Transcribe the records that follow, preserving every word.

***

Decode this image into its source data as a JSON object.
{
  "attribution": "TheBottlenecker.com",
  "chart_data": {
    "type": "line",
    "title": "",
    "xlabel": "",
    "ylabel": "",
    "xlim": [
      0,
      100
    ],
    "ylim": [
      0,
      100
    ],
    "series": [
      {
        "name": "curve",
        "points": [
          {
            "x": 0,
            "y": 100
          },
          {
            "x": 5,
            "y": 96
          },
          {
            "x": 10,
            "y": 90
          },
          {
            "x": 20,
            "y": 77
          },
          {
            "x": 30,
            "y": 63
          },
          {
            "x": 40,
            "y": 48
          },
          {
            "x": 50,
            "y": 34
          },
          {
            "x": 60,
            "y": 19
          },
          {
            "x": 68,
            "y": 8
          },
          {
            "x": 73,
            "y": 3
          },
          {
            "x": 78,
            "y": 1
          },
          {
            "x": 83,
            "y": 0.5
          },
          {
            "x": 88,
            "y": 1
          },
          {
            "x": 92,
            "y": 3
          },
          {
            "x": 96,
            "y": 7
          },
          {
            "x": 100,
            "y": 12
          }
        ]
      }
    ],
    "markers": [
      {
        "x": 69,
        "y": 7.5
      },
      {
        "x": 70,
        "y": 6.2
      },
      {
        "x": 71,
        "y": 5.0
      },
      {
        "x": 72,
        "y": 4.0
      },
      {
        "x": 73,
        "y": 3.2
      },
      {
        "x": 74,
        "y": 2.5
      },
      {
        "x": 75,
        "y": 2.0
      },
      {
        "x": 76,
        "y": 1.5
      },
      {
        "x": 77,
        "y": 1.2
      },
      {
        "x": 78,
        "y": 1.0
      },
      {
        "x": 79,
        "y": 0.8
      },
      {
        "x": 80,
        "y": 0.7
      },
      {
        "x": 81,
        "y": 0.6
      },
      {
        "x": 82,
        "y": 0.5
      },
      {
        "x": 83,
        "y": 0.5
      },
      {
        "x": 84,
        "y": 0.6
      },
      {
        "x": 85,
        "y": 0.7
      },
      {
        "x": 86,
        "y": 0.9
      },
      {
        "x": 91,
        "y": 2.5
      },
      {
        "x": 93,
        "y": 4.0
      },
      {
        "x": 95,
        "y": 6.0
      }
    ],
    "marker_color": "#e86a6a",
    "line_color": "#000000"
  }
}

***

» COMPLETED EXERCISE:
Decode this image into its source data as a JSON object.
{
  "attribution": "TheBottlenecker.com",
  "chart_data": {
    "type": "line",
    "title": "",
    "xlabel": "",
    "ylabel": "",
    "xlim": [
      0,
      100
    ],
    "ylim": [
      0,
      100
    ],
    "series": [
      {
        "name": "curve",
        "points": [
          {
            "x": 0,
            "y": 100
          },
          {
            "x": 5,
            "y": 96
          },
          {
            "x": 10,
            "y": 90
          },
          {
            "x": 20,
            "y": 77
          },
          {
            "x": 30,
            "y": 63
          },
          {
            "x": 40,
            "y": 48
          },
          {
            "x": 50,
            "y": 34
          },
          {
            "x": 60,
            "y": 19
          },
          {
            "x": 68,
            "y": 8
          },
          {
            "x": 73,
            "y": 3
          },
          {
            "x": 78,
            "y": 1
          },
          {
            "x": 83,
            "y": 0.5
          },
          {
            "x": 88,
            "y": 1
          },
          {
            "x": 92,
            "y": 3
          },
          {
            "x": 96,
            "y": 7
          },
          {
            "x": 100,
            "y": 12
          }
        ]
      }
    ],
    "markers": [
      {
        "x": 69,
        "y": 7.5
      },
      {
        "x": 70,
        "y": 6.2
      },
      {
        "x": 71,
        "y": 5.0
      },
      {
        "x": 72,
        "y": 4.0
      },
      {
        "x": 73,
        "y": 3.2
      },
      {
        "x": 74,
        "y": 2.5
      },
      {
        "x": 75,
        "y": 2.0
      },
      {
        "x": 76,
        "y": 1.5
      },
      {
        "x": 77,
        "y": 1.2
      },
      {
        "x": 78,
        "y": 1.0
      },
      {
        "x": 79,
        "y": 0.8
      },
      {
        "x": 80,
        "y": 0.7
      },
      {
        "x": 81,
        "y": 0.6
      },
      {
        "x": 82,
        "y": 0.5
      },
      {
        "x": 83,
        "y": 0.5
      },
      {
        "x": 84,
        "y": 0.6
      },
      {
        "x": 85,
        "y": 0.7
      },
      {
        "x": 86,
        "y": 0.9
      },
      {
        "x": 91,
        "y": 2.5
      },
      {
        "x": 93,
        "y": 4.0
      },
      {
        "x": 95,
        "y": 6.0
      }
    ],
    "marker_color": "#e86a6a",
    "line_color": "#000000"
  }
}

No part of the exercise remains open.